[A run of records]
-=-=-=-=-

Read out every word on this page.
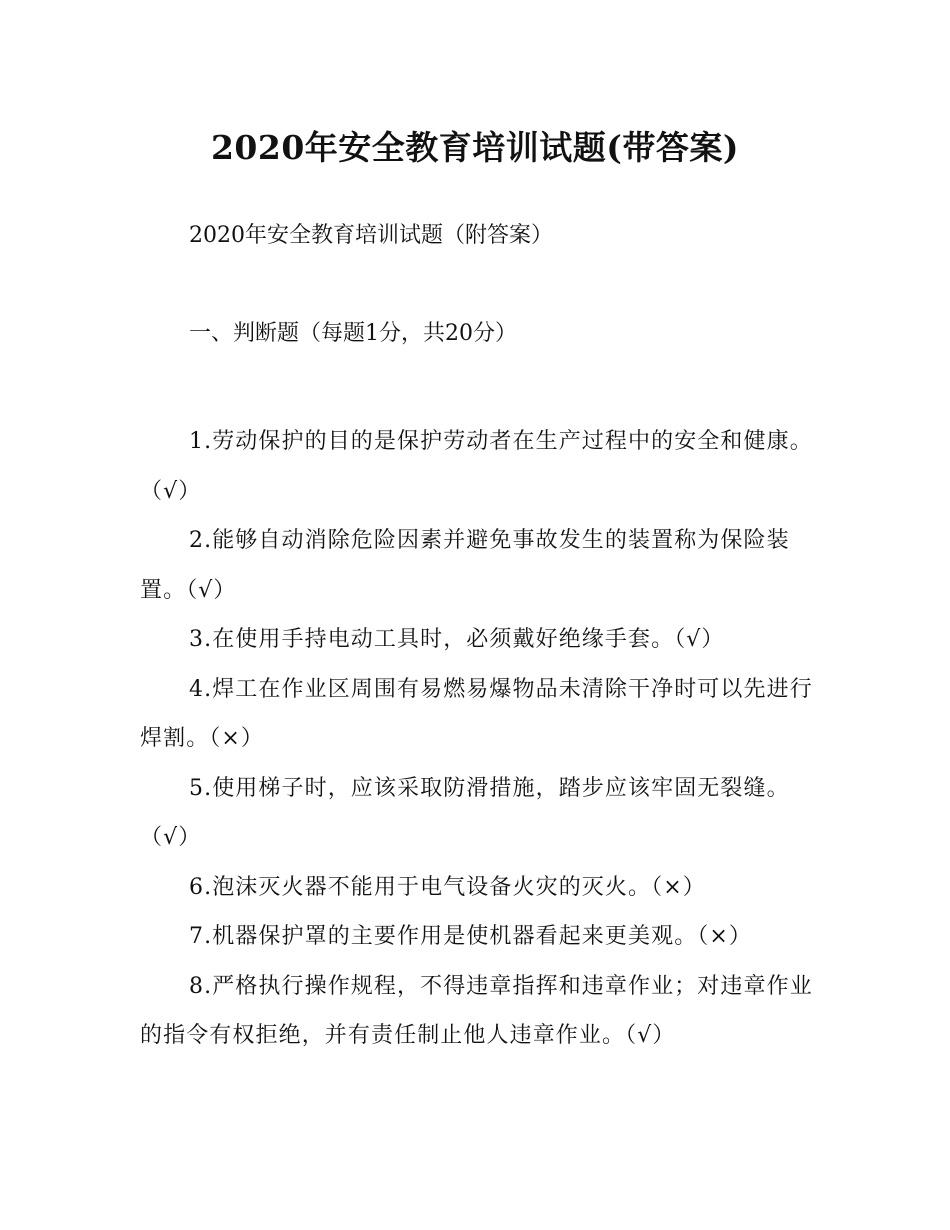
2020年安全教育培训试题(带答案)
2020年安全教育培训试题（附答案）
一、判断题（每题1分，共20分）
1.劳动保护的目的是保护劳动者在生产过程中的安全和健康。（√）
2.能够自动消除危险因素并避免事故发生的装置称为保险装置。（√）
3.在使用手持电动工具时，必须戴好绝缘手套。（√）
4.焊工在作业区周围有易燃易爆物品未清除干净时可以先进行焊割。（×）
5.使用梯子时，应该采取防滑措施，踏步应该牢固无裂缝。（√）
6.泡沫灭火器不能用于电气设备火灾的灭火。（×）
7.机器保护罩的主要作用是使机器看起来更美观。（×）
8.严格执行操作规程，不得违章指挥和违章作业；对违章作业的指令有权拒绝，并有责任制止他人违章作业。（√）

-=-=-=-=-

[AIM]
All of the material above needs to be restated exactly, with no pictures.

[SOLVED EXERCISE]
Read out every word on this page.
2020年安全教育培训试题(带答案)
2020年安全教育培训试题（附答案）
一、判断题（每题1分，共20分）
1.劳动保护的目的是保护劳动者在生产过程中的安全和健康。（√）
2.能够自动消除危险因素并避免事故发生的装置称为保险装置。（√）
3.在使用手持电动工具时，必须戴好绝缘手套。（√）
4.焊工在作业区周围有易燃易爆物品未清除干净时可以先进行焊割。（×）
5.使用梯子时，应该采取防滑措施，踏步应该牢固无裂缝。（√）
6.泡沫灭火器不能用于电气设备火灾的灭火。（×）
7.机器保护罩的主要作用是使机器看起来更美观。（×）
8.严格执行操作规程，不得违章指挥和违章作业；对违章作业的指令有权拒绝，并有责任制止他人违章作业。（√）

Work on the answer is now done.